Directive:
Scan the records for the string "waveform"; copy each line where it occurs.

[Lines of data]
[Begin]
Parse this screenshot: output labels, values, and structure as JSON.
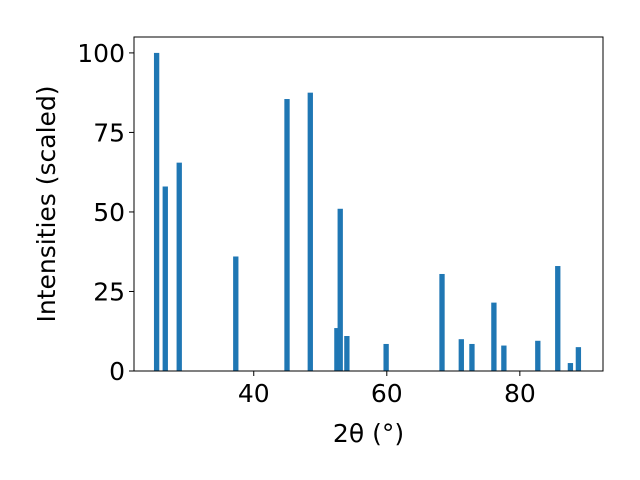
{
  "chart_data": {
    "type": "bar",
    "xlabel": "2θ (°)",
    "ylabel": "Intensities (scaled)",
    "xlim": [
      22,
      92.5
    ],
    "ylim": [
      0,
      105
    ],
    "x_ticks": [
      40,
      60,
      80
    ],
    "y_ticks": [
      0,
      25,
      50,
      75,
      100
    ],
    "grid": false,
    "bar_color": "#1f77b4",
    "bar_width": 0.8,
    "x": [
      25.4,
      26.7,
      28.8,
      37.3,
      45.0,
      48.5,
      52.5,
      53.0,
      54.0,
      59.9,
      68.3,
      71.2,
      72.8,
      76.1,
      77.6,
      82.7,
      85.7,
      87.6,
      88.8
    ],
    "values": [
      100,
      58,
      65.5,
      36,
      85.5,
      87.5,
      13.5,
      51,
      11,
      8.5,
      30.5,
      10,
      8.5,
      21.5,
      8,
      9.5,
      33,
      2.5,
      7.5
    ]
  }
}
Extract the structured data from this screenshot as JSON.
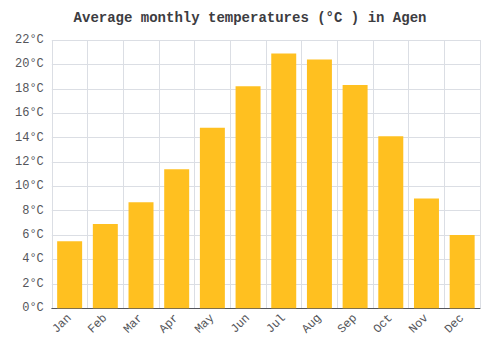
{
  "chart_data": {
    "type": "bar",
    "title": "Average monthly temperatures (°C ) in Agen",
    "categories": [
      "Jan",
      "Feb",
      "Mar",
      "Apr",
      "May",
      "Jun",
      "Jul",
      "Aug",
      "Sep",
      "Oct",
      "Nov",
      "Dec"
    ],
    "values": [
      5.5,
      6.9,
      8.7,
      11.4,
      14.8,
      18.2,
      20.9,
      20.4,
      18.3,
      14.1,
      9.0,
      6.0
    ],
    "color": "#FFC020",
    "ylim": [
      0,
      22
    ],
    "yticks": [
      {
        "value": 0,
        "label": "0°C"
      },
      {
        "value": 2,
        "label": "2°C"
      },
      {
        "value": 4,
        "label": "4°C"
      },
      {
        "value": 6,
        "label": "6°C"
      },
      {
        "value": 8,
        "label": "8°C"
      },
      {
        "value": 10,
        "label": "10°C"
      },
      {
        "value": 12,
        "label": "12°C"
      },
      {
        "value": 14,
        "label": "14°C"
      },
      {
        "value": 16,
        "label": "16°C"
      },
      {
        "value": 18,
        "label": "18°C"
      },
      {
        "value": 20,
        "label": "20°C"
      },
      {
        "value": 22,
        "label": "22°C"
      }
    ],
    "grid": true
  }
}
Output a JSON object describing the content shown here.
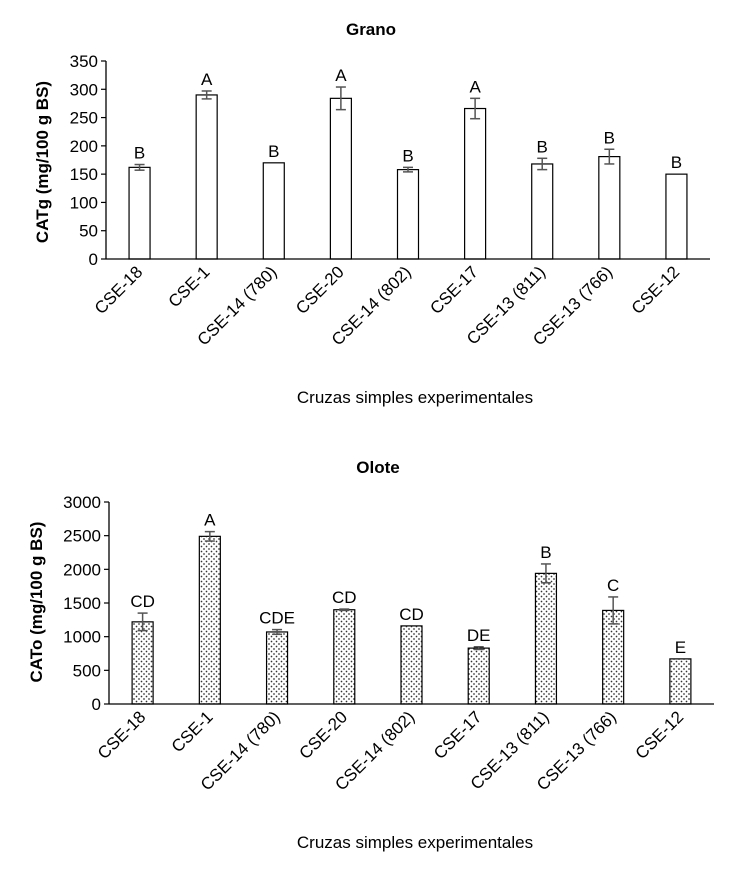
{
  "chart_data": [
    {
      "type": "bar",
      "title": "Grano",
      "ylabel": "CATg (mg/100 g BS)",
      "xlabel": "Cruzas simples experimentales",
      "ylim": [
        0,
        350
      ],
      "yticks": [
        0,
        50,
        100,
        150,
        200,
        250,
        300,
        350
      ],
      "categories": [
        "CSE-18",
        "CSE-1",
        "CSE-14 (780)",
        "CSE-20",
        "CSE-14 (802)",
        "CSE-17",
        "CSE-13 (811)",
        "CSE-13 (766)",
        "CSE-12"
      ],
      "values": [
        162,
        290,
        170,
        284,
        158,
        266,
        168,
        181,
        150
      ],
      "errors": [
        5,
        7,
        0,
        20,
        4,
        18,
        10,
        13,
        0
      ],
      "letters": [
        "B",
        "A",
        "B",
        "A",
        "B",
        "A",
        "B",
        "B",
        "B"
      ],
      "fill": "white",
      "grid": false
    },
    {
      "type": "bar",
      "title": "Olote",
      "ylabel": "CATo (mg/100 g BS)",
      "xlabel": "Cruzas simples experimentales",
      "ylim": [
        0,
        3000
      ],
      "yticks": [
        0,
        500,
        1000,
        1500,
        2000,
        2500,
        3000
      ],
      "categories": [
        "CSE-18",
        "CSE-1",
        "CSE-14 (780)",
        "CSE-20",
        "CSE-14 (802)",
        "CSE-17",
        "CSE-13 (811)",
        "CSE-13 (766)",
        "CSE-12"
      ],
      "values": [
        1220,
        2490,
        1070,
        1400,
        1160,
        830,
        1940,
        1390,
        670
      ],
      "errors": [
        130,
        70,
        35,
        10,
        0,
        20,
        140,
        200,
        0
      ],
      "letters": [
        "CD",
        "A",
        "CDE",
        "CD",
        "CD",
        "DE",
        "B",
        "C",
        "E"
      ],
      "fill": "dotted",
      "grid": false
    }
  ]
}
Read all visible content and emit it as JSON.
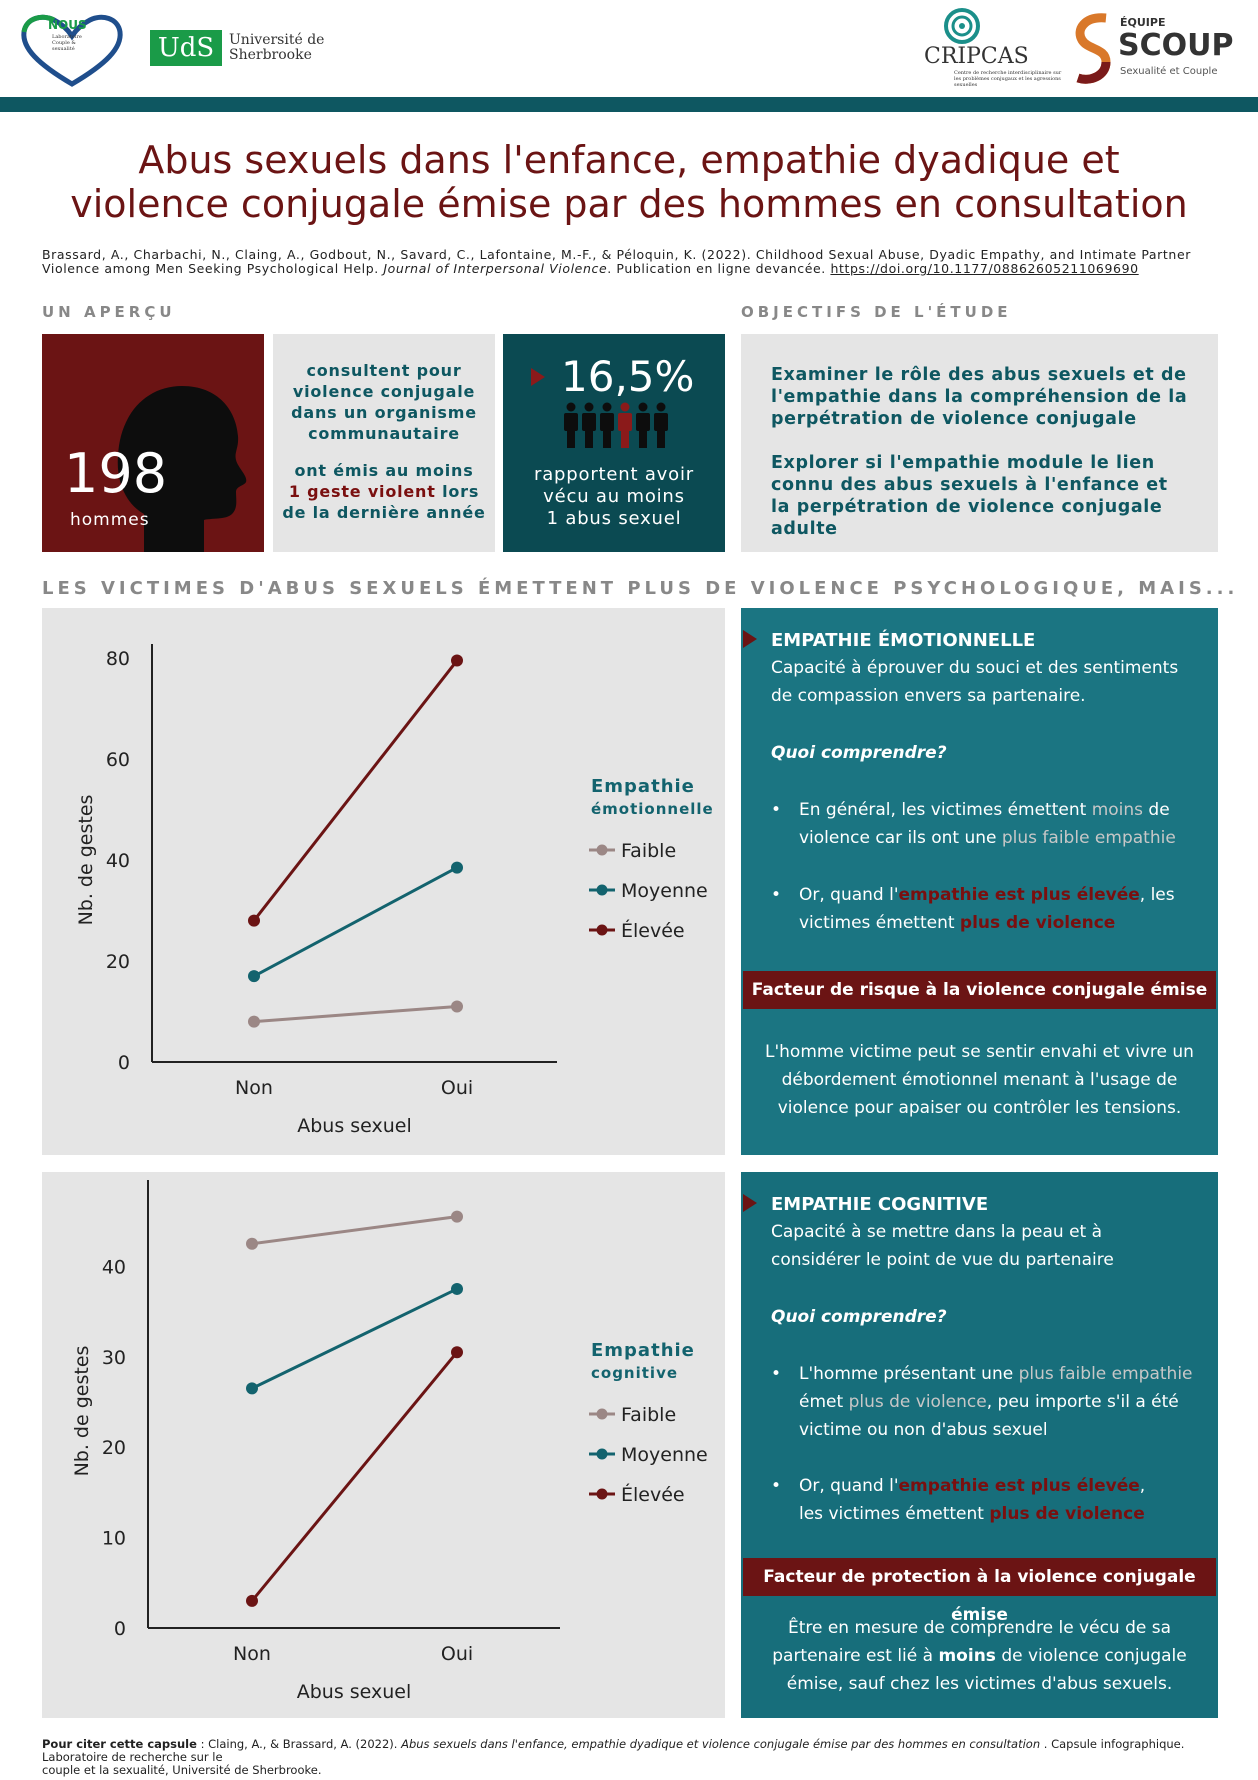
{
  "header": {
    "logo_nous": "NOUS",
    "logo_nous_sub": "Laboratoire Couple & sexualité",
    "logo_uds_mark": "UdS",
    "logo_uds_name_1": "Université de",
    "logo_uds_name_2": "Sherbrooke",
    "logo_cripcas": "CRIPCAS",
    "logo_cripcas_sub": "Centre de recherche interdisciplinaire sur les problèmes conjugaux et les agressions sexuelles",
    "logo_scoup_pre": "ÉQUIPE",
    "logo_scoup": "SCOUP",
    "logo_scoup_sub": "Sexualité et Couple"
  },
  "title_line1": "Abus sexuels dans l'enfance, empathie dyadique et",
  "title_line2": "violence conjugale émise par des hommes en consultation",
  "citation": {
    "text_1": "Brassard, A., Charbachi, N., Claing, A., Godbout, N., Savard, C., Lafontaine, M.-F., & Péloquin, K. (2022). Childhood Sexual Abuse, Dyadic Empathy, and Intimate Partner",
    "text_2a": "Violence among Men Seeking Psychological Help. ",
    "journal": "Journal of Interpersonal Violence",
    "text_2b": ". Publication en ligne devancée. ",
    "doi": "https://doi.org/10.1177/08862605211069690"
  },
  "apercu": {
    "label": "UN APERÇU",
    "n": "198",
    "n_label": "hommes",
    "consult_1": "consultent pour",
    "consult_2": "violence conjugale",
    "consult_3": "dans un organisme",
    "consult_4": "communautaire",
    "emis_1": "ont émis au moins",
    "emis_2a": "1 geste violent",
    "emis_2b": " lors",
    "emis_3": "de la dernière année",
    "pct": "16,5%",
    "pct_1": "rapportent avoir",
    "pct_2": "vécu au moins",
    "pct_3": "1 abus sexuel"
  },
  "objectifs": {
    "label": "OBJECTIFS DE L'ÉTUDE",
    "obj1": "Examiner le rôle des abus sexuels et de l'empathie  dans la compréhension de la perpétration de violence conjugale",
    "obj2": "Explorer si l'empathie module le lien connu des abus sexuels à l'enfance et la perpétration de violence conjugale adulte"
  },
  "section_heading": "LES VICTIMES D'ABUS SEXUELS ÉMETTENT PLUS DE VIOLENCE PSYCHOLOGIQUE, MAIS...",
  "emotionnelle": {
    "title": "EMPATHIE ÉMOTIONNELLE",
    "def_1": "Capacité à éprouver du souci et des sentiments",
    "def_2": "de compassion  envers sa partenaire.",
    "quoi": "Quoi comprendre?",
    "b1_a": "En général, les victimes émettent ",
    "b1_b": "moins",
    "b1_c": " de",
    "b1_d": "violence car ils ont une ",
    "b1_e": "plus faible empathie",
    "b2_a": "Or, quand l'",
    "b2_b": "empathie est plus élevée",
    "b2_c": ", les",
    "b2_d": "victimes émettent ",
    "b2_e": "plus de violence",
    "factor": "Facteur de risque à la violence conjugale émise",
    "factor_text_1": "L'homme victime peut se sentir envahi et vivre un",
    "factor_text_2": "débordement émotionnel menant à l'usage de",
    "factor_text_3": "violence pour apaiser ou contrôler les tensions."
  },
  "cognitive": {
    "title": "EMPATHIE COGNITIVE",
    "def_1": "Capacité à se mettre dans la peau et à",
    "def_2": "considérer le point de vue du partenaire",
    "quoi": "Quoi comprendre?",
    "b1_a": "L'homme présentant une ",
    "b1_b": "plus faible empathie",
    "b1_c": "émet ",
    "b1_d": "plus de violence",
    "b1_e": ", peu importe s'il a été",
    "b1_f": "victime ou non d'abus sexuel",
    "b2_a": "Or, quand l'",
    "b2_b": "empathie est plus élevée",
    "b2_c": ",",
    "b2_d": "les victimes  émettent ",
    "b2_e": "plus de violence",
    "factor": "Facteur de protection à la violence conjugale émise",
    "factor_text_1": "Être en mesure de comprendre le vécu de sa",
    "factor_text_2a": "partenaire est lié à ",
    "factor_text_2b": "moins",
    "factor_text_2c": " de violence conjugale",
    "factor_text_3": "émise, sauf chez les victimes d'abus sexuels."
  },
  "chart_data": [
    {
      "type": "line",
      "categories": [
        "Non",
        "Oui"
      ],
      "xlabel": "Abus sexuel",
      "ylabel": "Nb. de gestes",
      "ylim": [
        0,
        80
      ],
      "yticks": [
        0,
        20,
        40,
        60,
        80
      ],
      "legend_title_1": "Empathie",
      "legend_title_2": "émotionnelle",
      "legend_position": "right",
      "grid": false,
      "series": [
        {
          "name": "Faible",
          "values": [
            8,
            11
          ],
          "color": "#9b8785"
        },
        {
          "name": "Moyenne",
          "values": [
            17,
            38.5
          ],
          "color": "#13636e"
        },
        {
          "name": "Élevée",
          "values": [
            28,
            79.5
          ],
          "color": "#6b1414"
        }
      ]
    },
    {
      "type": "line",
      "categories": [
        "Non",
        "Oui"
      ],
      "xlabel": "Abus sexuel",
      "ylabel": "Nb. de gestes",
      "ylim": [
        0,
        48
      ],
      "yticks": [
        0,
        10,
        20,
        30,
        40
      ],
      "legend_title_1": "Empathie",
      "legend_title_2": "cognitive",
      "legend_position": "right",
      "grid": false,
      "series": [
        {
          "name": "Faible",
          "values": [
            42.5,
            45.5
          ],
          "color": "#9b8785"
        },
        {
          "name": "Moyenne",
          "values": [
            26.5,
            37.5
          ],
          "color": "#13636e"
        },
        {
          "name": "Élevée",
          "values": [
            3,
            30.5
          ],
          "color": "#6b1414"
        }
      ]
    }
  ],
  "footer": {
    "lead": "Pour citer cette capsule",
    "text_a": " : Claing, A., & Brassard, A. (2022). ",
    "title_it": "Abus sexuels dans l'enfance, empathie dyadique et violence conjugale émise par des hommes en consultation",
    "text_b": " . Capsule infographique. Laboratoire de recherche sur le",
    "text_c": "couple et la sexualité, Université de Sherbrooke."
  },
  "colors": {
    "teal": "#1b7582",
    "dark_teal": "#0b4a52",
    "maroon": "#6b1414",
    "grey_bg": "#e5e5e5"
  }
}
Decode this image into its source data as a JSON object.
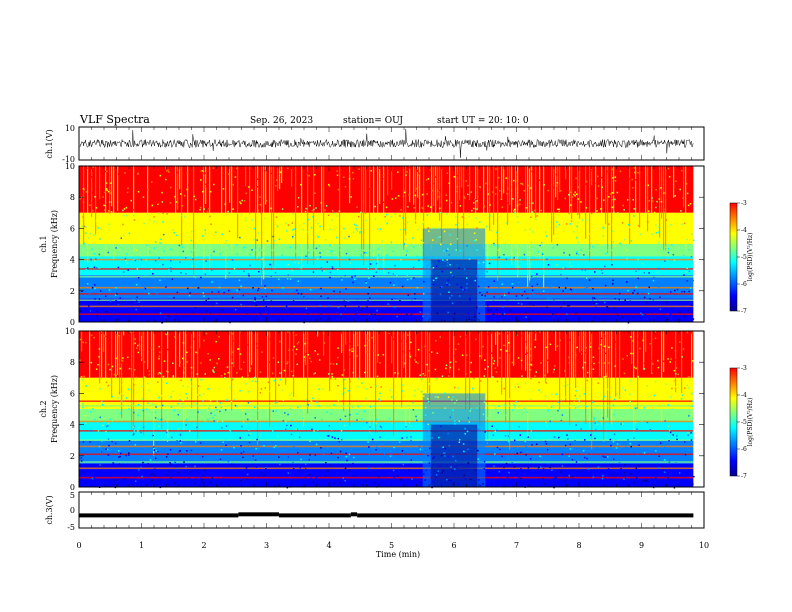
{
  "header": {
    "title": "VLF Spectra",
    "date": "Sep. 26, 2023",
    "station": "station= OUJ",
    "start": "start  UT  =   20: 10: 0"
  },
  "colors": {
    "spectrogram_colormap": [
      "#00008f",
      "#0000ff",
      "#0080ff",
      "#00ffff",
      "#80ff80",
      "#ffff00",
      "#ff8000",
      "#ff0000"
    ],
    "background": "#ffffff",
    "axis": "#000000"
  },
  "chart_data": [
    {
      "type": "line",
      "panel": "ch1-waveform",
      "ylabel": "ch.1(V)",
      "ylim": [
        -10,
        10
      ],
      "ytick_labels": [
        "10",
        "-10"
      ],
      "description_values": "noisy waveform around 0 V amplitude approx +/-3 V with spikes",
      "xlim": [
        0,
        10
      ]
    },
    {
      "type": "heatmap",
      "panel": "ch1-spectrogram",
      "ylabel": "ch.1\nFrequency  (kHz)",
      "ylabel_lines": [
        "ch.1",
        "Frequency  (kHz)"
      ],
      "ylim": [
        0,
        10
      ],
      "ytick_labels": [
        "0",
        "2",
        "4",
        "6",
        "8",
        "10"
      ],
      "xlim": [
        0,
        10
      ],
      "data_extent_x": [
        0,
        9.83
      ],
      "colorbar": {
        "label": "log(PSD)(V²/Hz)",
        "range": [
          -7,
          -3
        ],
        "tick_labels": [
          "-3",
          "-4",
          "-5",
          "-6",
          "-7"
        ]
      },
      "bands_kHz": [
        0.5,
        1.0,
        1.4,
        1.8,
        2.2,
        2.9,
        3.4,
        4.0,
        4.6
      ],
      "disturbance_minutes": [
        5.5,
        6.5
      ]
    },
    {
      "type": "heatmap",
      "panel": "ch2-spectrogram",
      "ylabel": "ch.2\nFrequency  (kHz)",
      "ylabel_lines": [
        "ch.2",
        "Frequency  (kHz)"
      ],
      "ylim": [
        0,
        10
      ],
      "ytick_labels": [
        "0",
        "2",
        "4",
        "6",
        "8",
        "10"
      ],
      "xlim": [
        0,
        10
      ],
      "data_extent_x": [
        0,
        9.83
      ],
      "colorbar": {
        "label": "log(PSD)(V²/Hz)",
        "range": [
          -7,
          -3
        ],
        "tick_labels": [
          "-3",
          "-4",
          "-5",
          "-6",
          "-7"
        ]
      },
      "bands_kHz": [
        0.6,
        1.2,
        1.6,
        2.1,
        2.6,
        3.0,
        3.6,
        4.2,
        5.2,
        5.5
      ],
      "disturbance_minutes": [
        5.5,
        6.5
      ]
    },
    {
      "type": "line",
      "panel": "ch3-waveform",
      "ylabel": "ch.3(V)",
      "ylim": [
        -5,
        5
      ],
      "ytick_labels": [
        "5",
        "0",
        "-5"
      ],
      "xlim": [
        0,
        10
      ],
      "xlabel": "Time  (min)",
      "xtick_labels": [
        "0",
        "1",
        "2",
        "3",
        "4",
        "5",
        "6",
        "7",
        "8",
        "9",
        "10"
      ],
      "segments": [
        {
          "x": [
            0,
            2.55
          ],
          "y": -1.5
        },
        {
          "x": [
            2.55,
            3.2
          ],
          "y": -1.2
        },
        {
          "x": [
            3.2,
            4.35
          ],
          "y": -1.5
        },
        {
          "x": [
            4.35,
            4.45
          ],
          "y": -1.2
        },
        {
          "x": [
            4.45,
            9.83
          ],
          "y": -1.5
        }
      ]
    }
  ]
}
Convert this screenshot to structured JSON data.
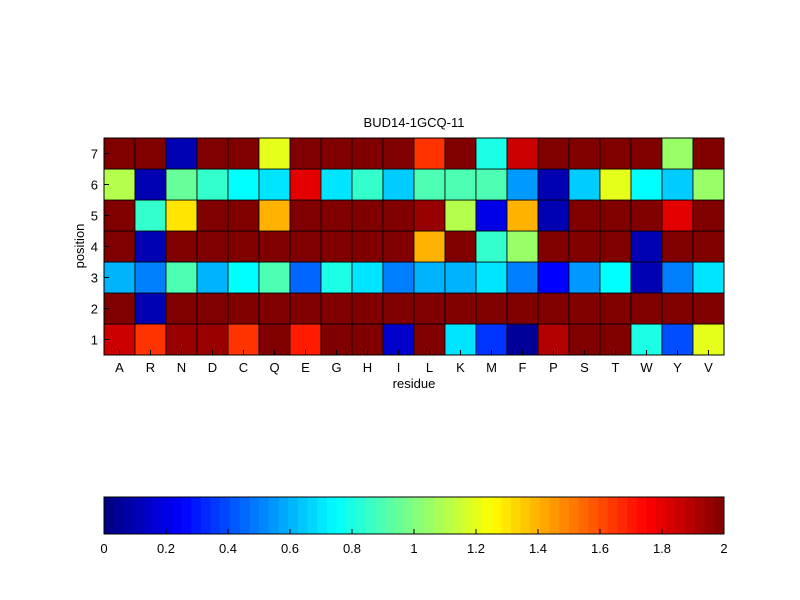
[End]
Exercise solution:
      "panel": "ch1-waveform",
      "description_values": "noisy waveform around 0 V amplitude approx +/-3 V with spikes",
      "panel": "ch3-waveform",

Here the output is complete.